Goal: In your copy, leave out the pictures and repeat the entries below exactly.

* START Supplied material *

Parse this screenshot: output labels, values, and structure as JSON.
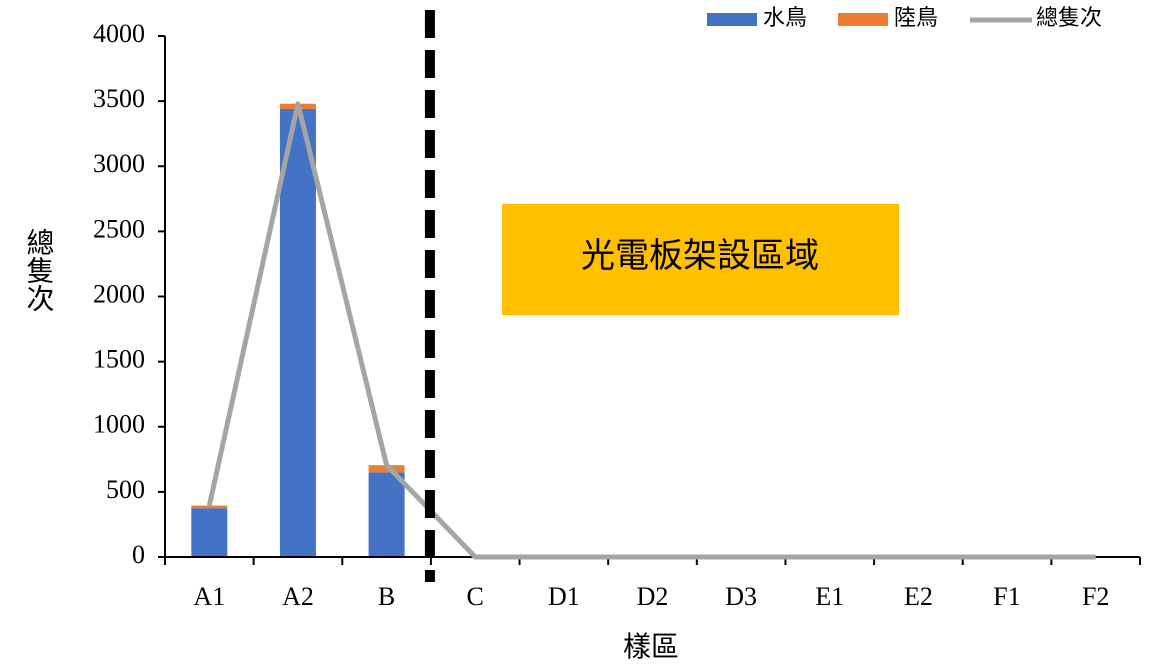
{
  "chart_data": {
    "type": "bar",
    "stacked": true,
    "categories": [
      "A1",
      "A2",
      "B",
      "C",
      "D1",
      "D2",
      "D3",
      "E1",
      "E2",
      "F1",
      "F2"
    ],
    "series": [
      {
        "name": "水鳥",
        "type": "bar",
        "color": "#4472C4",
        "values": [
          375,
          3440,
          650,
          0,
          0,
          0,
          0,
          0,
          0,
          0,
          0
        ]
      },
      {
        "name": "陸鳥",
        "type": "bar",
        "color": "#ED7D31",
        "values": [
          20,
          40,
          55,
          0,
          0,
          0,
          0,
          0,
          0,
          0,
          0
        ]
      },
      {
        "name": "總隻次",
        "type": "line",
        "color": "#A5A5A5",
        "values": [
          395,
          3480,
          705,
          0,
          0,
          0,
          0,
          0,
          0,
          0,
          0
        ]
      }
    ],
    "title": "",
    "xlabel": "樣區",
    "ylabel": "總隻次",
    "ylim": [
      0,
      4000
    ],
    "yticks": [
      0,
      500,
      1000,
      1500,
      2000,
      2500,
      3000,
      3500,
      4000
    ],
    "grid": false,
    "legend_position": "top-right",
    "annotation": {
      "text": "光電板架設區域",
      "color": "#FFC000"
    },
    "divider": {
      "after_category": "B",
      "style": "dashed",
      "color": "#000000"
    }
  }
}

* END Supplied material *

Reply:
Parse this screenshot: output labels, values, and structure as JSON.
{
  "chart_data": {
    "type": "bar",
    "stacked": true,
    "categories": [
      "A1",
      "A2",
      "B",
      "C",
      "D1",
      "D2",
      "D3",
      "E1",
      "E2",
      "F1",
      "F2"
    ],
    "series": [
      {
        "name": "水鳥",
        "type": "bar",
        "color": "#4472C4",
        "values": [
          375,
          3440,
          650,
          0,
          0,
          0,
          0,
          0,
          0,
          0,
          0
        ]
      },
      {
        "name": "陸鳥",
        "type": "bar",
        "color": "#ED7D31",
        "values": [
          20,
          40,
          55,
          0,
          0,
          0,
          0,
          0,
          0,
          0,
          0
        ]
      },
      {
        "name": "總隻次",
        "type": "line",
        "color": "#A5A5A5",
        "values": [
          395,
          3480,
          705,
          0,
          0,
          0,
          0,
          0,
          0,
          0,
          0
        ]
      }
    ],
    "title": "",
    "xlabel": "樣區",
    "ylabel": "總隻次",
    "ylim": [
      0,
      4000
    ],
    "yticks": [
      0,
      500,
      1000,
      1500,
      2000,
      2500,
      3000,
      3500,
      4000
    ],
    "grid": false,
    "legend_position": "top-right",
    "annotation": {
      "text": "光電板架設區域",
      "color": "#FFC000"
    },
    "divider": {
      "after_category": "B",
      "style": "dashed",
      "color": "#000000"
    }
  }
}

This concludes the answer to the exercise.